Take the line that contains "Type out the text in this image." and every line after it in the material below, and quote them exactly.
#### Excerpted data
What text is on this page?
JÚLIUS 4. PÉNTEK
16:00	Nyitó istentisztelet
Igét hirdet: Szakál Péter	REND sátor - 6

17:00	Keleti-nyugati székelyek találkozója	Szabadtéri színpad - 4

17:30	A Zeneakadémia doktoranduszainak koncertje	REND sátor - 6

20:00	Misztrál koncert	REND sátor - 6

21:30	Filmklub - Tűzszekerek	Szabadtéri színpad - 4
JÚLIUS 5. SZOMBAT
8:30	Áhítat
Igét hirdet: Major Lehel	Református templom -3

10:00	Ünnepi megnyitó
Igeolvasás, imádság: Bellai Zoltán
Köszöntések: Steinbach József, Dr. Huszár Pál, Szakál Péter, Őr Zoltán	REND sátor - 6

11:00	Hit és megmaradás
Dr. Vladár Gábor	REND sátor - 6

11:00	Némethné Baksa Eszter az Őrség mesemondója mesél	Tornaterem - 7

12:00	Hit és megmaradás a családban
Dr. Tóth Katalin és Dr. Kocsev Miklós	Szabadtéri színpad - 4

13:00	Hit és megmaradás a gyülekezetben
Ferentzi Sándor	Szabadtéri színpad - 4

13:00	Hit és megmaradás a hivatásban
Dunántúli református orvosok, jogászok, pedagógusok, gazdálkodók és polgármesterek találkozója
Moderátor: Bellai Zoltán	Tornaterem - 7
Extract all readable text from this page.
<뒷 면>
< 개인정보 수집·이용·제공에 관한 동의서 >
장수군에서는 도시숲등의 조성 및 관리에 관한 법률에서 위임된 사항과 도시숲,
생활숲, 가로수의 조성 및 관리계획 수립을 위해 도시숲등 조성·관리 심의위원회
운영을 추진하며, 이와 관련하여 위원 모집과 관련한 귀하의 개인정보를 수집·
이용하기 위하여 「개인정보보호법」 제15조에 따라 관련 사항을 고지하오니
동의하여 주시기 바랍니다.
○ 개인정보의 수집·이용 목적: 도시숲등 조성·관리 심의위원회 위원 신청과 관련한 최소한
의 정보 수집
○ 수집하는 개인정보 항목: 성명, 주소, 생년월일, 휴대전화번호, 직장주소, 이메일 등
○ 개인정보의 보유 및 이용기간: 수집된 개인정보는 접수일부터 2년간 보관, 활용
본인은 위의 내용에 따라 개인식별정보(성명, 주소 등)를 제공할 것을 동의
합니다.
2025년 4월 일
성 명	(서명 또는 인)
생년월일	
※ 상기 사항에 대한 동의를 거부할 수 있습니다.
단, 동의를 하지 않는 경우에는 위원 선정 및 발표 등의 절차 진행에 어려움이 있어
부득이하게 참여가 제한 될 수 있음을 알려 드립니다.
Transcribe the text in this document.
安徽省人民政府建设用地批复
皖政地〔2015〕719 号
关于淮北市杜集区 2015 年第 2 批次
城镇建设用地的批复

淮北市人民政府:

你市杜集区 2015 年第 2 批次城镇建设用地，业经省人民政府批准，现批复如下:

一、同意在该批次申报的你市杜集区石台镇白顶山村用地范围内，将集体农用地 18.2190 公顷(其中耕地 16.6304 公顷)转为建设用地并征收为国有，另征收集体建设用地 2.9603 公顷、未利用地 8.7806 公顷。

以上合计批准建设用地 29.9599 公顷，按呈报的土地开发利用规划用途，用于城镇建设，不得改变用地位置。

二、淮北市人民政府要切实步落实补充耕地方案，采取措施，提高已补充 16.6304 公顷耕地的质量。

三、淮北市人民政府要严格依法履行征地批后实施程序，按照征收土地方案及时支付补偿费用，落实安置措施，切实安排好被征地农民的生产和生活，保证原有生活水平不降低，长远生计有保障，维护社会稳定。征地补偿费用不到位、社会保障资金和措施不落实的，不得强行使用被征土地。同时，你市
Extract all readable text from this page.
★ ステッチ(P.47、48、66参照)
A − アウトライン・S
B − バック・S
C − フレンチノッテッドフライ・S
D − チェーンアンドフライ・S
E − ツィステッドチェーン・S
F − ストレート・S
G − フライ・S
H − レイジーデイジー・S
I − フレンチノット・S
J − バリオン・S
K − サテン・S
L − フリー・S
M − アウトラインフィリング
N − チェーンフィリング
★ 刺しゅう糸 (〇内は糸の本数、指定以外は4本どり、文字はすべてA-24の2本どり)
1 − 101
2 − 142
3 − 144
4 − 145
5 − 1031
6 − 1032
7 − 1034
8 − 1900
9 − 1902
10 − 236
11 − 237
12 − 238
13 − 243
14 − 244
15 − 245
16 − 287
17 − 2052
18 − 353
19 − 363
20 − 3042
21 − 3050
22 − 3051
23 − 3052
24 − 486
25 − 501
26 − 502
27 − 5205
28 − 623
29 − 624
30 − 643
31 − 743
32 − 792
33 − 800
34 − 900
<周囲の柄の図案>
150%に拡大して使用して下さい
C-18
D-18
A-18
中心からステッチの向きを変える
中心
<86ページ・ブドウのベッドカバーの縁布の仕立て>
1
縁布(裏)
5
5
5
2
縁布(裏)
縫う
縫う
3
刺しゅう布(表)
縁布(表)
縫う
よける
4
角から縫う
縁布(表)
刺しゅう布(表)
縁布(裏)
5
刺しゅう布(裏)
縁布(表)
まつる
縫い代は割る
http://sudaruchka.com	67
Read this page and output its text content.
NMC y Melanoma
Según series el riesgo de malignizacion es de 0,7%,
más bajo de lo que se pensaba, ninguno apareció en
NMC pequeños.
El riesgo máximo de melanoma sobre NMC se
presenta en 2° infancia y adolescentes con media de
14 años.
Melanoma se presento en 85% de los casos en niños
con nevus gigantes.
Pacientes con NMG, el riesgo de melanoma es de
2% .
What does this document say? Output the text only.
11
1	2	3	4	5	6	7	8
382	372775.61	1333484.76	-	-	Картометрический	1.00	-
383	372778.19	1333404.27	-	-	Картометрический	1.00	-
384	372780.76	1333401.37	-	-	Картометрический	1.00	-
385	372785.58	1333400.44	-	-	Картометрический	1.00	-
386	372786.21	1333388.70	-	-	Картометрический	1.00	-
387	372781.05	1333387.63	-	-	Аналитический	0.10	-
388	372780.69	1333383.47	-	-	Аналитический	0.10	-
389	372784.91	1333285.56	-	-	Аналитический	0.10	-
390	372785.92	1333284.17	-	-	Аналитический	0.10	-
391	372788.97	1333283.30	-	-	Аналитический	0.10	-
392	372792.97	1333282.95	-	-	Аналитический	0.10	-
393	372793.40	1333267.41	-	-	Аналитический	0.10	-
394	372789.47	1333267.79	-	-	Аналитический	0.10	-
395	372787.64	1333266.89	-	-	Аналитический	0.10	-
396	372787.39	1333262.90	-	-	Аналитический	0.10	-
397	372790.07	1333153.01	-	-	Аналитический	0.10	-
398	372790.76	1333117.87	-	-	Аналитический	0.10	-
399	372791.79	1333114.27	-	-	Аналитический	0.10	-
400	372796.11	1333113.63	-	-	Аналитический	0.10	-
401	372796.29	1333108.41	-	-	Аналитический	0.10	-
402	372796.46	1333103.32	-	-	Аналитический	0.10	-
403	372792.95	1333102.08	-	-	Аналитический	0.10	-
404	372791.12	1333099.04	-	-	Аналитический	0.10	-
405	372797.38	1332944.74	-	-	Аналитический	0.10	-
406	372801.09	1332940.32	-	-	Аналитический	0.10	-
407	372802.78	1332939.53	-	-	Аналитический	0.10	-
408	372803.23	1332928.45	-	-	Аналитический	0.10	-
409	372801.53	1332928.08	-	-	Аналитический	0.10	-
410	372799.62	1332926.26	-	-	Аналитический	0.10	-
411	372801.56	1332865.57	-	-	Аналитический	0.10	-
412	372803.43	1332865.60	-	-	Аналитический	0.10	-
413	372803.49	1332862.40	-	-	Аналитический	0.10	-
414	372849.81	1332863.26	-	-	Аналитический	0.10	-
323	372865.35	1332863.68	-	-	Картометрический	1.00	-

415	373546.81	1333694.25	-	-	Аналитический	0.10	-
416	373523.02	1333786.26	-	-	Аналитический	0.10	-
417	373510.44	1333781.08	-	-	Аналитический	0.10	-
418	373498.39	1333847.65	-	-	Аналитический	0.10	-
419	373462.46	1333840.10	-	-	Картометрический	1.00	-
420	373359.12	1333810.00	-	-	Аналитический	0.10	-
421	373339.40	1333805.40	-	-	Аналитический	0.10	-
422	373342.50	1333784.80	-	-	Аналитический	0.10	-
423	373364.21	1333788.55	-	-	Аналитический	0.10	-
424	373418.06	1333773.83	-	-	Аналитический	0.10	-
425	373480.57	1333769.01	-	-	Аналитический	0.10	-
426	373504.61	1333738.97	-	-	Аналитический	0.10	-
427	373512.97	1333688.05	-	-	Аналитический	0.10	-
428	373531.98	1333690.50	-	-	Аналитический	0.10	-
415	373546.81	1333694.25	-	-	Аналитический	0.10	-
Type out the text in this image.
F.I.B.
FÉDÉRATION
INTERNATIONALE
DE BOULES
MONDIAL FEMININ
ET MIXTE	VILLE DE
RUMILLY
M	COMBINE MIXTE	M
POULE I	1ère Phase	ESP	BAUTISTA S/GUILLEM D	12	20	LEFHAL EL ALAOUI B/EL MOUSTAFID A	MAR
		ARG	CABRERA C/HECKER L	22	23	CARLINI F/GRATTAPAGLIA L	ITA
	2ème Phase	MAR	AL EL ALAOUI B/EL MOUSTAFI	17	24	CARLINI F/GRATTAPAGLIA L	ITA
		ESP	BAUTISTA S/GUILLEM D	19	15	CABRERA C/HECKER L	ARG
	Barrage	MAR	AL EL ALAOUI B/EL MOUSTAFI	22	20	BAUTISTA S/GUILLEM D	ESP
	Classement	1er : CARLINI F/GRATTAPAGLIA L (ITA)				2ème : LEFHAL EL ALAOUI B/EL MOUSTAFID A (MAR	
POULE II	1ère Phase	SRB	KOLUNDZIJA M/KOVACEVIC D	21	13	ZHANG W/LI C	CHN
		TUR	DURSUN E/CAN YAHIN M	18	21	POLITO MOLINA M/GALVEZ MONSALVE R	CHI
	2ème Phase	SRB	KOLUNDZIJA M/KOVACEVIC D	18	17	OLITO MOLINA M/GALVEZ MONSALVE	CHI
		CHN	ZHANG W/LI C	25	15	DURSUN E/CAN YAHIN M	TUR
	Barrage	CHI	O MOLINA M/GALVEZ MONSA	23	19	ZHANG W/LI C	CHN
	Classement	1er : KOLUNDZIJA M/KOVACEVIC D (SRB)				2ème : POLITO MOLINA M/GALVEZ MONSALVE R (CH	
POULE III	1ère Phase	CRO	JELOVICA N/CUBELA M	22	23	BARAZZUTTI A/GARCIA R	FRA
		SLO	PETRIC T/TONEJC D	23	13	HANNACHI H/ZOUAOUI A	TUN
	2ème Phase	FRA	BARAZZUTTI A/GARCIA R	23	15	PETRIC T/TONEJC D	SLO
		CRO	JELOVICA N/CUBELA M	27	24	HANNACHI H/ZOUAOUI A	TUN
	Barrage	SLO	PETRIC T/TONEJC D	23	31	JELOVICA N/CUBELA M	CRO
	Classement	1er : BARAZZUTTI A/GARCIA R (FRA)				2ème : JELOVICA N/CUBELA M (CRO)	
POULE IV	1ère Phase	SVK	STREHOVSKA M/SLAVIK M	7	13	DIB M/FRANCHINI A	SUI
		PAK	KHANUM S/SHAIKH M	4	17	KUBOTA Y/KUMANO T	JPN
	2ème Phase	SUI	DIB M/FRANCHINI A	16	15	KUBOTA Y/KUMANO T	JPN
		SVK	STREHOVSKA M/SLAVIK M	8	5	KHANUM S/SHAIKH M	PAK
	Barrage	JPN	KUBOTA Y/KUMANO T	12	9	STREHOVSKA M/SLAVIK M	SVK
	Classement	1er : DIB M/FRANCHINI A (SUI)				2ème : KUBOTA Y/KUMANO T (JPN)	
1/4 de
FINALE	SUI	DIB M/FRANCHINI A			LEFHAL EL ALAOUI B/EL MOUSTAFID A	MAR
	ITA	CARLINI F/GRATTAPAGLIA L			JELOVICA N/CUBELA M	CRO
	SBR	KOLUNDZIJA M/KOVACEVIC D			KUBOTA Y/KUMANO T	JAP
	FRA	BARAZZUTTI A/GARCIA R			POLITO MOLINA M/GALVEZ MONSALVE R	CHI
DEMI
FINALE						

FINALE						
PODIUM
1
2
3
########
Correct result:
Type out the text in this image.
F.I.B.
FÉDÉRATION
INTERNATIONALE
DE BOULES
MONDIAL FEMININ
ET MIXTE	VILLE DE
RUMILLY
M	COMBINE MIXTE	M
POULE I	1ère Phase	ESP	BAUTISTA S/GUILLEM D	12	20	LEFHAL EL ALAOUI B/EL MOUSTAFID A	MAR
		ARG	CABRERA C/HECKER L	22	23	CARLINI F/GRATTAPAGLIA L	ITA
	2ème Phase	MAR	AL EL ALAOUI B/EL MOUSTAFI	17	24	CARLINI F/GRATTAPAGLIA L	ITA
		ESP	BAUTISTA S/GUILLEM D	19	15	CABRERA C/HECKER L	ARG
	Barrage	MAR	AL EL ALAOUI B/EL MOUSTAFI	22	20	BAUTISTA S/GUILLEM D	ESP
	Classement	1er : CARLINI F/GRATTAPAGLIA L (ITA)				2ème : LEFHAL EL ALAOUI B/EL MOUSTAFID A (MAR	
POULE II	1ère Phase	SRB	KOLUNDZIJA M/KOVACEVIC D	21	13	ZHANG W/LI C	CHN
		TUR	DURSUN E/CAN YAHIN M	18	21	POLITO MOLINA M/GALVEZ MONSALVE R	CHI
	2ème Phase	SRB	KOLUNDZIJA M/KOVACEVIC D	18	17	OLITO MOLINA M/GALVEZ MONSALVE	CHI
		CHN	ZHANG W/LI C	25	15	DURSUN E/CAN YAHIN M	TUR
	Barrage	CHI	O MOLINA M/GALVEZ MONSA	23	19	ZHANG W/LI C	CHN
	Classement	1er : KOLUNDZIJA M/KOVACEVIC D (SRB)				2ème : POLITO MOLINA M/GALVEZ MONSALVE R (CH	
POULE III	1ère Phase	CRO	JELOVICA N/CUBELA M	22	23	BARAZZUTTI A/GARCIA R	FRA
		SLO	PETRIC T/TONEJC D	23	13	HANNACHI H/ZOUAOUI A	TUN
	2ème Phase	FRA	BARAZZUTTI A/GARCIA R	23	15	PETRIC T/TONEJC D	SLO
		CRO	JELOVICA N/CUBELA M	27	24	HANNACHI H/ZOUAOUI A	TUN
	Barrage	SLO	PETRIC T/TONEJC D	23	31	JELOVICA N/CUBELA M	CRO
	Classement	1er : BARAZZUTTI A/GARCIA R (FRA)				2ème : JELOVICA N/CUBELA M (CRO)	
POULE IV	1ère Phase	SVK	STREHOVSKA M/SLAVIK M	7	13	DIB M/FRANCHINI A	SUI
		PAK	KHANUM S/SHAIKH M	4	17	KUBOTA Y/KUMANO T	JPN
	2ème Phase	SUI	DIB M/FRANCHINI A	16	15	KUBOTA Y/KUMANO T	JPN
		SVK	STREHOVSKA M/SLAVIK M	8	5	KHANUM S/SHAIKH M	PAK
	Barrage	JPN	KUBOTA Y/KUMANO T	12	9	STREHOVSKA M/SLAVIK M	SVK
	Classement	1er : DIB M/FRANCHINI A (SUI)				2ème : KUBOTA Y/KUMANO T (JPN)	
1/4 de
FINALE	SUI	DIB M/FRANCHINI A			LEFHAL EL ALAOUI B/EL MOUSTAFID A	MAR
	ITA	CARLINI F/GRATTAPAGLIA L			JELOVICA N/CUBELA M	CRO
	SBR	KOLUNDZIJA M/KOVACEVIC D			KUBOTA Y/KUMANO T	JAP
	FRA	BARAZZUTTI A/GARCIA R			POLITO MOLINA M/GALVEZ MONSALVE R	CHI
DEMI
FINALE						

FINALE						
PODIUM
1
2
3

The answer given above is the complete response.